▶ **Task requirements**
Filter the data for lines with the word "personnel", then copy every line so identified.

===

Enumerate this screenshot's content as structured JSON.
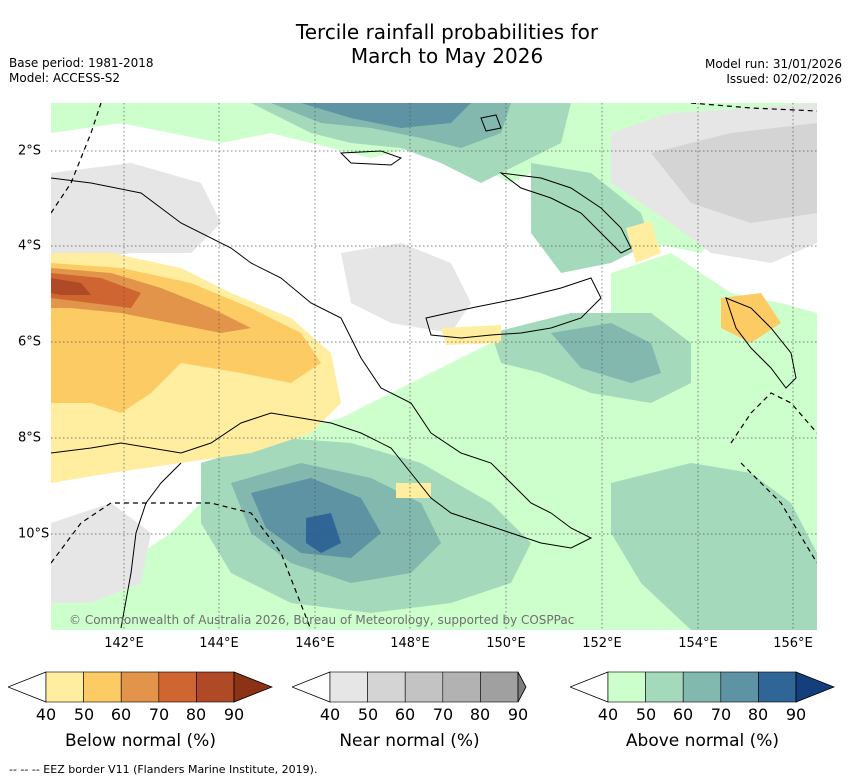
{
  "title_line1": "Tercile rainfall probabilities for",
  "title_line2": "March to May 2026",
  "base_period": "Base period: 1981-2018",
  "model": "Model: ACCESS-S2",
  "model_run": "Model run: 31/01/2026",
  "issued": "Issued: 02/02/2026",
  "x_ticks": [
    "142°E",
    "144°E",
    "146°E",
    "148°E",
    "150°E",
    "152°E",
    "154°E",
    "156°E"
  ],
  "y_ticks": [
    "2°S",
    "4°S",
    "6°S",
    "8°S",
    "10°S"
  ],
  "copyright": "© Commonwealth of Australia 2026, Bureau of Meteorology, supported by COSPPac",
  "colorbars": [
    {
      "label": "Below normal (%)",
      "ticks": [
        "40",
        "50",
        "60",
        "70",
        "80",
        "90"
      ],
      "colors": [
        "#ffeea0",
        "#fdcb64",
        "#e1944a",
        "#cf6530",
        "#b04a26",
        "#8b3217"
      ]
    },
    {
      "label": "Near normal (%)",
      "ticks": [
        "40",
        "50",
        "60",
        "70",
        "80",
        "90"
      ],
      "colors": [
        "#e6e6e6",
        "#d4d4d4",
        "#c3c3c3",
        "#b2b2b2",
        "#a0a0a0",
        "#7c7c7c"
      ]
    },
    {
      "label": "Above normal (%)",
      "ticks": [
        "40",
        "50",
        "60",
        "70",
        "80",
        "90"
      ],
      "colors": [
        "#ccffcc",
        "#a5d9bb",
        "#82b8ae",
        "#5d93a2",
        "#2f6597",
        "#143f7c"
      ]
    }
  ],
  "eez_note": "-- -- -- EEZ border V11 (Flanders Marine Institute, 2019).",
  "colors": {
    "white": "#ffffff",
    "grey1": "#e6e6e6",
    "grey2": "#d4d4d4",
    "green1": "#ccffcc",
    "green2": "#a5d9bb",
    "green3": "#82b8ae",
    "green4": "#5d93a2",
    "green5": "#2f6597",
    "yellow1": "#ffeea0",
    "yellow2": "#fdcb64",
    "orange": "#e1944a",
    "orange2": "#cf6530",
    "brown": "#b04a26"
  }
}
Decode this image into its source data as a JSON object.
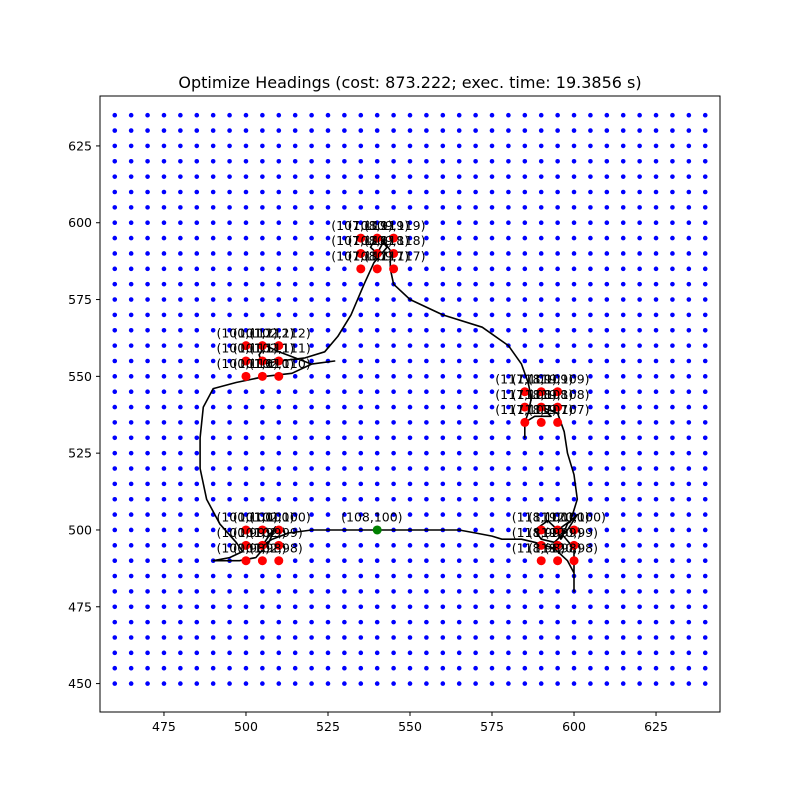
{
  "chart_data": {
    "type": "scatter",
    "title": "Optimize Headings (cost: 873.222; exec. time: 19.3856 s)",
    "xlabel": "",
    "ylabel": "",
    "xlim": [
      460,
      640
    ],
    "ylim": [
      450,
      635
    ],
    "x_ticks": [
      475,
      500,
      525,
      550,
      575,
      600,
      625
    ],
    "y_ticks": [
      450,
      475,
      500,
      525,
      550,
      575,
      600,
      625
    ],
    "grid": false,
    "legend": null,
    "colors": {
      "grid_points": "#0000ff",
      "target_points": "#ff0000",
      "start_point": "#008000",
      "path": "#000000"
    },
    "grid_points": {
      "x_start": 460,
      "x_end": 640,
      "y_start": 450,
      "y_end": 635,
      "step": 5
    },
    "target_points": [
      [
        535,
        585
      ],
      [
        540,
        585
      ],
      [
        545,
        585
      ],
      [
        535,
        590
      ],
      [
        540,
        590
      ],
      [
        545,
        590
      ],
      [
        535,
        595
      ],
      [
        540,
        595
      ],
      [
        545,
        595
      ],
      [
        500,
        550
      ],
      [
        505,
        550
      ],
      [
        510,
        550
      ],
      [
        500,
        555
      ],
      [
        505,
        555
      ],
      [
        510,
        555
      ],
      [
        500,
        560
      ],
      [
        505,
        560
      ],
      [
        510,
        560
      ],
      [
        585,
        535
      ],
      [
        590,
        535
      ],
      [
        595,
        535
      ],
      [
        585,
        540
      ],
      [
        590,
        540
      ],
      [
        595,
        540
      ],
      [
        585,
        545
      ],
      [
        590,
        545
      ],
      [
        595,
        545
      ],
      [
        500,
        490
      ],
      [
        505,
        490
      ],
      [
        510,
        490
      ],
      [
        500,
        495
      ],
      [
        505,
        495
      ],
      [
        510,
        495
      ],
      [
        500,
        500
      ],
      [
        505,
        500
      ],
      [
        510,
        500
      ],
      [
        590,
        490
      ],
      [
        595,
        490
      ],
      [
        600,
        490
      ],
      [
        590,
        495
      ],
      [
        595,
        495
      ],
      [
        600,
        495
      ],
      [
        590,
        500
      ],
      [
        595,
        500
      ],
      [
        600,
        500
      ]
    ],
    "start_point": {
      "x": 540,
      "y": 500,
      "label": "(108,100)"
    },
    "point_labels": [
      {
        "text": "(107,119)",
        "x": 526,
        "y": 599
      },
      {
        "text": "(108,119)",
        "x": 531,
        "y": 599
      },
      {
        "text": "(109,119)",
        "x": 536,
        "y": 599
      },
      {
        "text": "(107,118)",
        "x": 526,
        "y": 594
      },
      {
        "text": "(108,118)",
        "x": 531,
        "y": 594
      },
      {
        "text": "(109,118)",
        "x": 536,
        "y": 594
      },
      {
        "text": "(107,117)",
        "x": 526,
        "y": 589
      },
      {
        "text": "(108,117)",
        "x": 531,
        "y": 589
      },
      {
        "text": "(109,117)",
        "x": 536,
        "y": 589
      },
      {
        "text": "(100,112)",
        "x": 491,
        "y": 564
      },
      {
        "text": "(101,112)",
        "x": 496,
        "y": 564
      },
      {
        "text": "(102,112)",
        "x": 501,
        "y": 564
      },
      {
        "text": "(100,111)",
        "x": 491,
        "y": 559
      },
      {
        "text": "(101,111)",
        "x": 496,
        "y": 559
      },
      {
        "text": "(102,111)",
        "x": 501,
        "y": 559
      },
      {
        "text": "(100,110)",
        "x": 491,
        "y": 554
      },
      {
        "text": "(101,110)",
        "x": 496,
        "y": 554
      },
      {
        "text": "(102,110)",
        "x": 501,
        "y": 554
      },
      {
        "text": "(117,109)",
        "x": 576,
        "y": 549
      },
      {
        "text": "(118,109)",
        "x": 581,
        "y": 549
      },
      {
        "text": "(119,109)",
        "x": 586,
        "y": 549
      },
      {
        "text": "(117,108)",
        "x": 576,
        "y": 544
      },
      {
        "text": "(118,108)",
        "x": 581,
        "y": 544
      },
      {
        "text": "(119,108)",
        "x": 586,
        "y": 544
      },
      {
        "text": "(117,107)",
        "x": 576,
        "y": 539
      },
      {
        "text": "(118,107)",
        "x": 581,
        "y": 539
      },
      {
        "text": "(119,107)",
        "x": 586,
        "y": 539
      },
      {
        "text": "(100,100)",
        "x": 491,
        "y": 504
      },
      {
        "text": "(101,100)",
        "x": 496,
        "y": 504
      },
      {
        "text": "(102,100)",
        "x": 501,
        "y": 504
      },
      {
        "text": "(100,99)",
        "x": 491,
        "y": 499
      },
      {
        "text": "(101,99)",
        "x": 496,
        "y": 499
      },
      {
        "text": "(102,99)",
        "x": 501,
        "y": 499
      },
      {
        "text": "(100,98)",
        "x": 491,
        "y": 494
      },
      {
        "text": "(101,98)",
        "x": 496,
        "y": 494
      },
      {
        "text": "(102,98)",
        "x": 501,
        "y": 494
      },
      {
        "text": "(118,100)",
        "x": 581,
        "y": 504
      },
      {
        "text": "(119,100)",
        "x": 586,
        "y": 504
      },
      {
        "text": "(120,100)",
        "x": 591,
        "y": 504
      },
      {
        "text": "(118,99)",
        "x": 581,
        "y": 499
      },
      {
        "text": "(119,99)",
        "x": 586,
        "y": 499
      },
      {
        "text": "(120,99)",
        "x": 591,
        "y": 499
      },
      {
        "text": "(118,98)",
        "x": 581,
        "y": 494
      },
      {
        "text": "(119,98)",
        "x": 586,
        "y": 494
      },
      {
        "text": "(120,98)",
        "x": 591,
        "y": 494
      }
    ],
    "path": [
      [
        540,
        500
      ],
      [
        530,
        500
      ],
      [
        520,
        500
      ],
      [
        513,
        499
      ],
      [
        508,
        497
      ],
      [
        505,
        495
      ],
      [
        507,
        498
      ],
      [
        509,
        501
      ],
      [
        507,
        496
      ],
      [
        503,
        491
      ],
      [
        498,
        490
      ],
      [
        494,
        490
      ],
      [
        490,
        490
      ],
      [
        495,
        491
      ],
      [
        499,
        493
      ],
      [
        497,
        496
      ],
      [
        492,
        502
      ],
      [
        488,
        510
      ],
      [
        486,
        520
      ],
      [
        486,
        530
      ],
      [
        487,
        540
      ],
      [
        490,
        546
      ],
      [
        497,
        548
      ],
      [
        506,
        550
      ],
      [
        514,
        551
      ],
      [
        520,
        554
      ],
      [
        527,
        555
      ],
      [
        520,
        554
      ],
      [
        515,
        556
      ],
      [
        510,
        558
      ],
      [
        506,
        560
      ],
      [
        504,
        557
      ],
      [
        505,
        554
      ],
      [
        510,
        555
      ],
      [
        518,
        556
      ],
      [
        524,
        558
      ],
      [
        528,
        563
      ],
      [
        532,
        570
      ],
      [
        536,
        580
      ],
      [
        539,
        587
      ],
      [
        543,
        592
      ],
      [
        540,
        596
      ],
      [
        538,
        592
      ],
      [
        540,
        590
      ],
      [
        542,
        594
      ],
      [
        544,
        591
      ],
      [
        544,
        585
      ],
      [
        545,
        580
      ],
      [
        550,
        575
      ],
      [
        560,
        570
      ],
      [
        572,
        566
      ],
      [
        580,
        560
      ],
      [
        584,
        554
      ],
      [
        586,
        548
      ],
      [
        587,
        543
      ],
      [
        586,
        538
      ],
      [
        585,
        535
      ],
      [
        585,
        530
      ],
      [
        585,
        535
      ],
      [
        588,
        537
      ],
      [
        593,
        537
      ],
      [
        590,
        540
      ],
      [
        595,
        538
      ],
      [
        597,
        532
      ],
      [
        598,
        525
      ],
      [
        600,
        518
      ],
      [
        601,
        510
      ],
      [
        599,
        503
      ],
      [
        595,
        500
      ],
      [
        596,
        497
      ],
      [
        598,
        502
      ],
      [
        601,
        505
      ],
      [
        598,
        500
      ],
      [
        594,
        496
      ],
      [
        590,
        497
      ],
      [
        588,
        500
      ],
      [
        592,
        503
      ],
      [
        596,
        499
      ],
      [
        600,
        494
      ],
      [
        600,
        480
      ],
      [
        600,
        486
      ],
      [
        598,
        490
      ],
      [
        594,
        494
      ],
      [
        588,
        496
      ],
      [
        584,
        497
      ],
      [
        578,
        497
      ],
      [
        575,
        498
      ],
      [
        570,
        499
      ],
      [
        565,
        500
      ],
      [
        555,
        500
      ],
      [
        545,
        500
      ],
      [
        540,
        500
      ]
    ]
  }
}
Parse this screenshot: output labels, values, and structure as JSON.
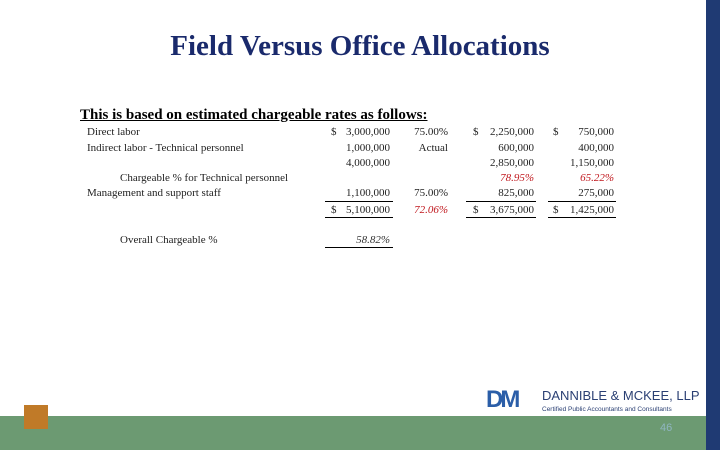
{
  "title": "Field Versus Office Allocations",
  "subtitle": "This is based on estimated chargeable rates as follows:",
  "rows": {
    "direct_labor": {
      "label": "Direct labor",
      "s1": "$",
      "total": "3,000,000",
      "rate": "75.00%",
      "s2": "$",
      "chargeable": "2,250,000",
      "s3": "$",
      "nonchargeable": "750,000"
    },
    "indirect_labor": {
      "label": "Indirect labor - Technical personnel",
      "total": "1,000,000",
      "rate": "Actual",
      "chargeable": "600,000",
      "nonchargeable": "400,000"
    },
    "subtotal": {
      "total": "4,000,000",
      "chargeable": "2,850,000",
      "nonchargeable": "1,150,000"
    },
    "chargeable_pct": {
      "label": "Chargeable % for Technical personnel",
      "chargeable": "78.95%",
      "nonchargeable": "65.22%"
    },
    "mgmt": {
      "label": "Management and support staff",
      "total": "1,100,000",
      "rate": "75.00%",
      "chargeable": "825,000",
      "nonchargeable": "275,000"
    },
    "total": {
      "s1": "$",
      "total": "5,100,000",
      "rate": "72.06%",
      "s2": "$",
      "chargeable": "3,675,000",
      "s3": "$",
      "nonchargeable": "1,425,000"
    },
    "overall": {
      "label": "Overall Chargeable %",
      "value": "58.82%"
    }
  },
  "footer": {
    "page_number": "46",
    "logo_mark": "DM",
    "logo_name": "DANNIBLE & MCKEE, LLP",
    "logo_tagline": "Certified Public Accountants and Consultants"
  },
  "colors": {
    "title": "#1a2a6c",
    "accent_red": "#c0171d",
    "band": "#6c9a72",
    "square": "#c07a28",
    "sidebar": "#1f3a73"
  }
}
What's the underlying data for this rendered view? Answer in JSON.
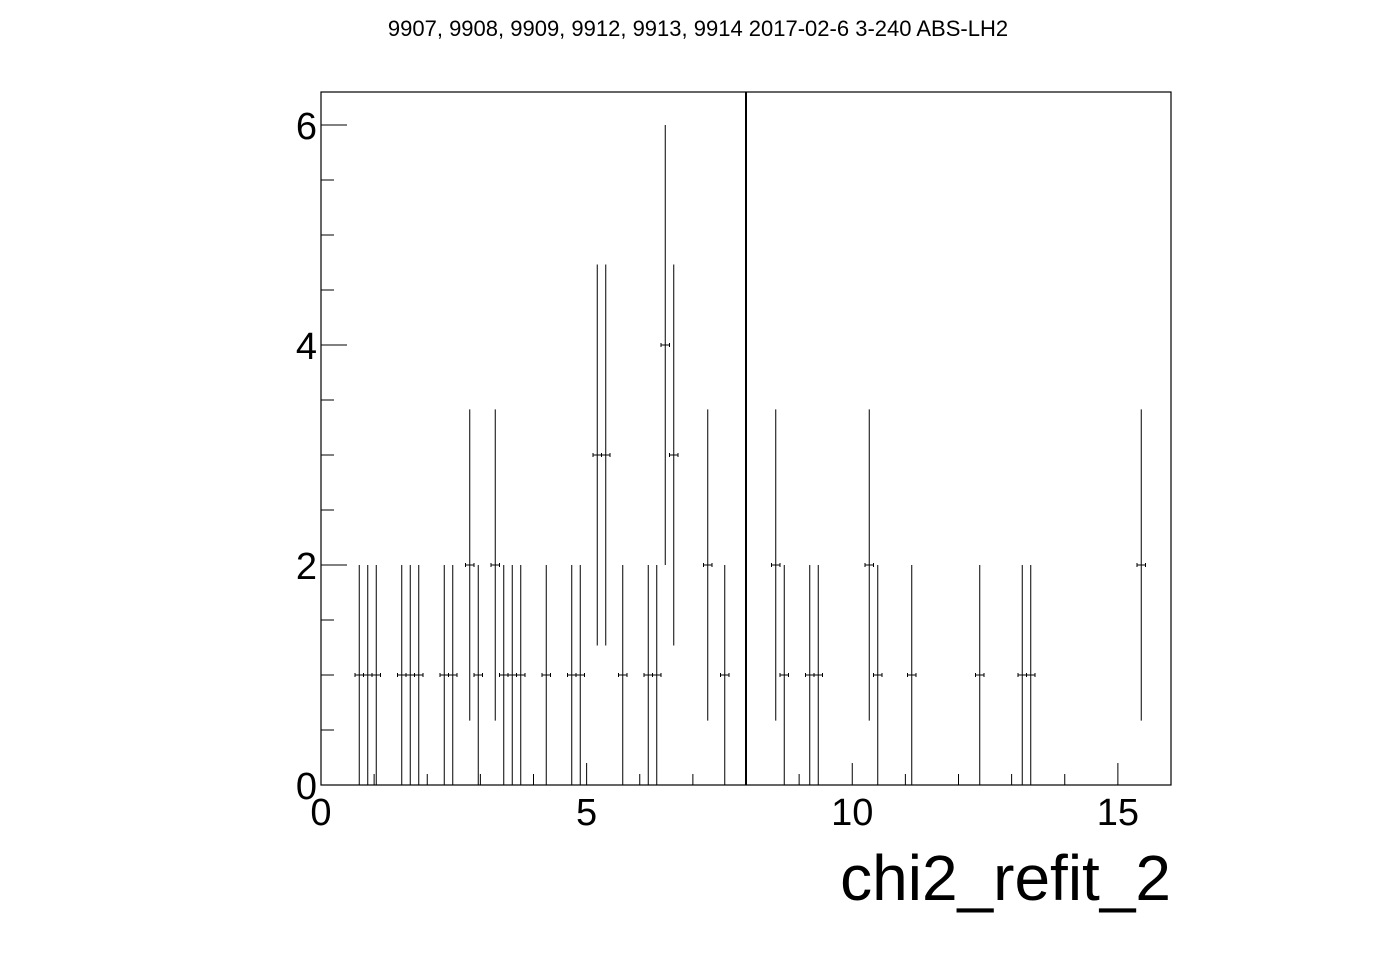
{
  "chart_data": {
    "type": "scatter",
    "title": "9907, 9908, 9909, 9912, 9913, 9914 2017-02-6 3-240 ABS-LH2",
    "xlabel": "chi2_refit_2",
    "ylabel": "",
    "xlim": [
      0,
      16
    ],
    "ylim": [
      0,
      6.3
    ],
    "x_ticks": [
      "0",
      "5",
      "10",
      "15"
    ],
    "y_ticks": [
      "0",
      "2",
      "4",
      "6"
    ],
    "grid": false,
    "cut_line_x": 8,
    "bin_width": 0.16,
    "series": [
      {
        "x": [
          0.72,
          0.88,
          1.04,
          1.52,
          1.68,
          1.84,
          2.32,
          2.48,
          2.8,
          2.96,
          3.28,
          3.44,
          3.6,
          3.76,
          4.24,
          4.72,
          4.88,
          5.2,
          5.36,
          5.68,
          6.16,
          6.32,
          6.48,
          6.64,
          7.28,
          7.6,
          8.56,
          8.72,
          9.2,
          9.36,
          10.32,
          10.48,
          11.12,
          12.4,
          13.2,
          13.36,
          15.44
        ],
        "y": [
          1,
          1,
          1,
          1,
          1,
          1,
          1,
          1,
          2,
          1,
          2,
          1,
          1,
          1,
          1,
          1,
          1,
          3,
          3,
          1,
          1,
          1,
          4,
          3,
          2,
          1,
          2,
          1,
          1,
          1,
          2,
          1,
          1,
          1,
          1,
          1,
          2
        ]
      }
    ]
  }
}
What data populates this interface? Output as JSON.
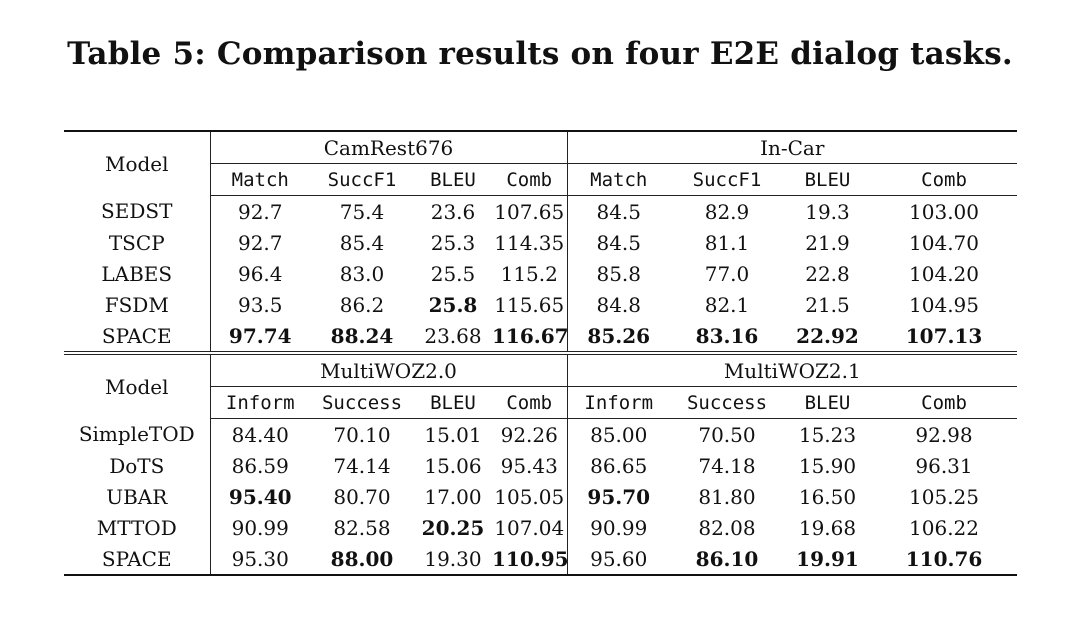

===

▶ **Exercise result**
      "label": "Indirect labor - Technical personnel",
      "label": "Chargeable % for Technical personnel",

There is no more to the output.